*WAT WORDT GEVRAAGD*: Schrijf uit het uittreksel over het verbod op uithuiszettingen woordelijk over wat er staat van "Overwegende dat de aldus" tot "met die datum.".

*UITTREKSEL*:
-*-*-

Overwegende dat het Brussels Hoofdstedelijk Gewest heden een incidentie kent van 1.581 besmettingen per 100.000 inwoners op twee weken tijd, dat de prognose op 15 dagen uitkomt op cijfers van ruimschoots meer dan 1.800 besmettingen per 100.000 inwoners;

Overwegende dat veel Belgische ziekenhuizen over meerdere provincies van het land begonnen zijn met het overbrengen van bepaalde patiënten naar andere ziekenhuizen en dat veel ziekenhuizen een sterke oproep doen aan vrijwilligers om hun personeel te komen versterken; dat bepaalde ziekenhuizen, ondanks deze uitzonderlijke maatregelen, reeds verzadigd zijn;

Overwegende dat het aantal door COVID-patiënten bezette ziekenhuisbedden op de diensten van de intensieve zorg thans hoger is dan het totale aantal bezette bedden op het hoogtepunt van de eerste golf;

Overwegende dat de epidemiologische situatie ernstig is;

Overwegende dat de volksgezondheid moet worden gevrijwaard, met bijzondere aandacht voor de meest kwetsbare en arme personen die het risico lopen om op straat te belanden zonder uitzicht op een vaste woonoplossing;

Dat het tijdelijke verbod op uithuiszettingen dan ook volledig gegrond is, aangezien hierdoor besmettingen kunnen worden voorkomen en de meest kwetsbare Brusselaars beschermd kunnen worden doordat ze in hun woning kunnen blijven; dat het verbod betrekking heeft op uithuiszettingen uit een woonplaats of, bij gebreke daaraan, uit een verblijfplaats op het Belgische grondgebied;

Overwegende dat in de winterperiode het risico voor de volksgezondheid en in het bijzonder de gezondheid van kwetsbare personen nog groter is;

Overwegende dat in toepassing van het Gerechtelijk Wetboek, de rechter over een beoordelingsbevoegdheid beschikt om de uitvoering van een beslissing tot uithuiszetting uit te stellen;

Dat deze mogelijkheid vaak enkel op vraag van de verwerende partij wordt toegekend; dat één op twee beslissingen tot uithuiszetting betreffende een woninghuurovereenkomst bij verstek wordt uitgesproken; dat dit percentage nog hoger ligt als het een bewoning zonder akte of bewijs betreft;

Dat, aangezien het een maatregel betreft om de verspreiding van COVID-19 te beperken, het noodzakelijk is dat deze maatregel onmiddellijk en op uniforme wijze van toepassing is voor alle gerechtelijke of administratieve beslissingen tot uithuiszetting;

Overwegende dat de huur of een forfaitaire gebruiksvergoeding of gebruiksvergoeding die overeenkomt met de staat van het goed, verschuldigd blijft tijdens de periode van tijdelijke Verbod van uithuiszetting;

Overwegende dat de uithuiszettingen die worden gemotiveerd door een ernstig en onmiddellijk gevaar voor de openbare veiligheid en/of de veiligheid van de bewoners, niet verenigbaar met de datum van 13 december, mogelijk blijven; dat de beslissingen tot dringende uithuiszetting die met name genomen worden om intrafamiliale redenen zoals partnergeweld niet onder het verbod vallen; dat deze redenen van onmiddellijk gevaar moeten worden vermeld in de beslissing die een uithuiszetting gelast;

Overwegende dat de voorziene maatregelen van dien aard zijn om, enerzijds, het aantal acute besmettingen te verminderen en de diensten van de intensieve zorg te ontlasten, en om, anderzijds, meer tijd te geven aan de wetenschappers om efficiënte behandelingen en vaccins te ontwikkelen; dat deze maatregelen eveneens de contact tracing kunnen vergemakkelijken;

Overwegende dat de aldus vastgelegde verbodsmaatregel beperkt en proportioneel is, Besluit :

Artikel 1.Tot en met 13 december 2020 zijn alle uithuiszettingen verboden, met uitzondering van uithuiszettingen die worden gerechtvaardigd door een ernstig en onmiddellijk gevaar voor de openbare veiligheid dat onverenigbaar is met die datum.

-*-*-

*ONDERZOCHTE GEGEVENS*:
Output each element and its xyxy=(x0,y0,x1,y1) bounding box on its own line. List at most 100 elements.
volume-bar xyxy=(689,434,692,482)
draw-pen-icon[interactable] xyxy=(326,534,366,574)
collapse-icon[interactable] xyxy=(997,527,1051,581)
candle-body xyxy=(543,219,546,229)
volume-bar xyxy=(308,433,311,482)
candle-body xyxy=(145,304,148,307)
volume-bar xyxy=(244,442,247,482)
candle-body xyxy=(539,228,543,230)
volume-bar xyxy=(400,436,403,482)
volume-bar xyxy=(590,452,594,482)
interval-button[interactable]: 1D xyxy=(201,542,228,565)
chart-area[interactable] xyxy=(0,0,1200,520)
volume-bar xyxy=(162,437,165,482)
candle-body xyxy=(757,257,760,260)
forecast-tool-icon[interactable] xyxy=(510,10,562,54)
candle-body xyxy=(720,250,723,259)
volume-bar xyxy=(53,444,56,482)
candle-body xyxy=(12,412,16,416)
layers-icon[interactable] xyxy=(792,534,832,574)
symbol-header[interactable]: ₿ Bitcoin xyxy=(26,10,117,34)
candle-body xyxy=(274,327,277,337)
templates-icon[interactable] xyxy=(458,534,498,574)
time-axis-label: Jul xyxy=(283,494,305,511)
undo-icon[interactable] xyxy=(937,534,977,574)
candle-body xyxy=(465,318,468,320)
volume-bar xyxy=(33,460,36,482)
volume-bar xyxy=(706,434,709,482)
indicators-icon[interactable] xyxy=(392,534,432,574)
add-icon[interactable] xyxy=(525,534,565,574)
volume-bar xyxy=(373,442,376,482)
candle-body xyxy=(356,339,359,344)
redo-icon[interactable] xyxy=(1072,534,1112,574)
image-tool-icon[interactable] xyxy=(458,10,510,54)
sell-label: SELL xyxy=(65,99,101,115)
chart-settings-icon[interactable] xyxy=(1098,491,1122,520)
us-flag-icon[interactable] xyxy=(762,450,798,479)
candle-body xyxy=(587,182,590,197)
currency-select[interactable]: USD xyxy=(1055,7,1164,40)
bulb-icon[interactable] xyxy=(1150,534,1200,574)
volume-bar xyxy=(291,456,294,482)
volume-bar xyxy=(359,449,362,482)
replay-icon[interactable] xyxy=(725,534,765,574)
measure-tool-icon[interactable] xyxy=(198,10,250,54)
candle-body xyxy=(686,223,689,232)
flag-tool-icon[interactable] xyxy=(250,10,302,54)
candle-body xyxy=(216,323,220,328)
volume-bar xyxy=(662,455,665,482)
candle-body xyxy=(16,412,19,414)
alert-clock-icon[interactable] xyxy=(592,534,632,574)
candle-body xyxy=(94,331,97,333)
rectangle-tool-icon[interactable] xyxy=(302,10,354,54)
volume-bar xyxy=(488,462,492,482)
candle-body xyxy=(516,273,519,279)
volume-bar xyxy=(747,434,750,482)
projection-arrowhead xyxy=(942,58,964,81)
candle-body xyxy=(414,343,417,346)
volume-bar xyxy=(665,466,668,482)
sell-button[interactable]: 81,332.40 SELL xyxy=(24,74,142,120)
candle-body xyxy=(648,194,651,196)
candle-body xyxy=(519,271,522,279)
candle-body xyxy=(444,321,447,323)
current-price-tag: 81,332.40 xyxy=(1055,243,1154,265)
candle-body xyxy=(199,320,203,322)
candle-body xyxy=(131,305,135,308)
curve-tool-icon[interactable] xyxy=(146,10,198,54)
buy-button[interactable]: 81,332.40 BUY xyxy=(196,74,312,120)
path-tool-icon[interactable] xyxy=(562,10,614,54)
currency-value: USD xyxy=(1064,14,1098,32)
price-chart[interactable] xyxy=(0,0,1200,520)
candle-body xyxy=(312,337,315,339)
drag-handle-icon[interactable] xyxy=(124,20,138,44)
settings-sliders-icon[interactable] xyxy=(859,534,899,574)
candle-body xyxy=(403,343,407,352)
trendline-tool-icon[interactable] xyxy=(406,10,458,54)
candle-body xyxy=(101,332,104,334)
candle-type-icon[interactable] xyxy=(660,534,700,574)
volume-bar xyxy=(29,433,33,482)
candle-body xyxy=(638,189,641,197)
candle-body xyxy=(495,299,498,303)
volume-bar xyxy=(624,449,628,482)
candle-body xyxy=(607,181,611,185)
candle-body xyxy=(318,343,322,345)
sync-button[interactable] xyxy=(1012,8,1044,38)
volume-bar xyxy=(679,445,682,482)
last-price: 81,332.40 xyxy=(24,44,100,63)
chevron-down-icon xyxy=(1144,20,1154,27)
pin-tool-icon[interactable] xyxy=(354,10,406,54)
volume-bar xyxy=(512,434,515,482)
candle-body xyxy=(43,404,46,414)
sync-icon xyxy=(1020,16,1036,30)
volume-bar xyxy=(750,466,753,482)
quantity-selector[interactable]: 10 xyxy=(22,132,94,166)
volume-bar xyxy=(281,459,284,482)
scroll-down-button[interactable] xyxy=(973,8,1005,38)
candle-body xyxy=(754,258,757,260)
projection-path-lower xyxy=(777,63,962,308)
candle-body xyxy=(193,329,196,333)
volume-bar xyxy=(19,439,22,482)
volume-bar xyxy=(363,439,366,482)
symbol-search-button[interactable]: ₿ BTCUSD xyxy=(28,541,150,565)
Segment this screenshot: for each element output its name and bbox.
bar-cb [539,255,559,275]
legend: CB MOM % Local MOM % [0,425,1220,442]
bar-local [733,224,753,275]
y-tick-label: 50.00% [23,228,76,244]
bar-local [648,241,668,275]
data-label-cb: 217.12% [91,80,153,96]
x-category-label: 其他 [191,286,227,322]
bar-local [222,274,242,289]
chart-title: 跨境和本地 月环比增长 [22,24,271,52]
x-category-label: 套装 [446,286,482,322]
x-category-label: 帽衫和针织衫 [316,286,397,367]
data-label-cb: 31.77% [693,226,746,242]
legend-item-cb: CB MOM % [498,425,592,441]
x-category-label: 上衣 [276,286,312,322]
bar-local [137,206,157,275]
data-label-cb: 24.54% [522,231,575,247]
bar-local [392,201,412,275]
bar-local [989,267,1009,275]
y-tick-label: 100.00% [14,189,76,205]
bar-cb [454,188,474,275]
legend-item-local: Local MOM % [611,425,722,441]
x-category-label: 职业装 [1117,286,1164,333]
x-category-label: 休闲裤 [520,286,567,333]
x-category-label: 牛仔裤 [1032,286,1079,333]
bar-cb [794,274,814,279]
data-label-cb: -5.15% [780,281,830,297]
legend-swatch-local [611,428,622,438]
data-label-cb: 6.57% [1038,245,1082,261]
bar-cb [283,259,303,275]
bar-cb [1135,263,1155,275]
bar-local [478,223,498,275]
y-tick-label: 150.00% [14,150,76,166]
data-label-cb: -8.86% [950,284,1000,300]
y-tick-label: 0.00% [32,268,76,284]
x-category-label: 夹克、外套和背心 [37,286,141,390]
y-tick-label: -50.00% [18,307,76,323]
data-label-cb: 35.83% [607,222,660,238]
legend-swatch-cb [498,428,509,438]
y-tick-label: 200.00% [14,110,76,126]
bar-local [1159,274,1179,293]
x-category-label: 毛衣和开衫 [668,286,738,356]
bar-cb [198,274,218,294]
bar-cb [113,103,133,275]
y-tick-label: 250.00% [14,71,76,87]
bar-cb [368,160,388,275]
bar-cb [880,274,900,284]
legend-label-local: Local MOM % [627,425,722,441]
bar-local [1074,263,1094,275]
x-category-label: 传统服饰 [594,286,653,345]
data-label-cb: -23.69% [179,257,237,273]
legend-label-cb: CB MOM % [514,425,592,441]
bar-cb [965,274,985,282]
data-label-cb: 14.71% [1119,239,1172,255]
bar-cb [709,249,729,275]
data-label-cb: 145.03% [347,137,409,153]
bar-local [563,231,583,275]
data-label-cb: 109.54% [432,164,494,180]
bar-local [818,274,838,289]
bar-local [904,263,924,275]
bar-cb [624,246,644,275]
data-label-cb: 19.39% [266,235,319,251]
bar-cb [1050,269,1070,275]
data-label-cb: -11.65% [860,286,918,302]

-*-*-

*OPLOSSING*:
Overwegende dat de aldus vastgelegde verbodsmaatregel beperkt en proportioneel is, Besluit :

Artikel 1.Tot en met 13 december 2020 zijn alle uithuiszettingen verboden, met uitzondering van uithuiszettingen die worden gerechtvaardigd door een ernstig en onmiddellijk gevaar voor de openbare veiligheid dat onverenigbaar is met die datum.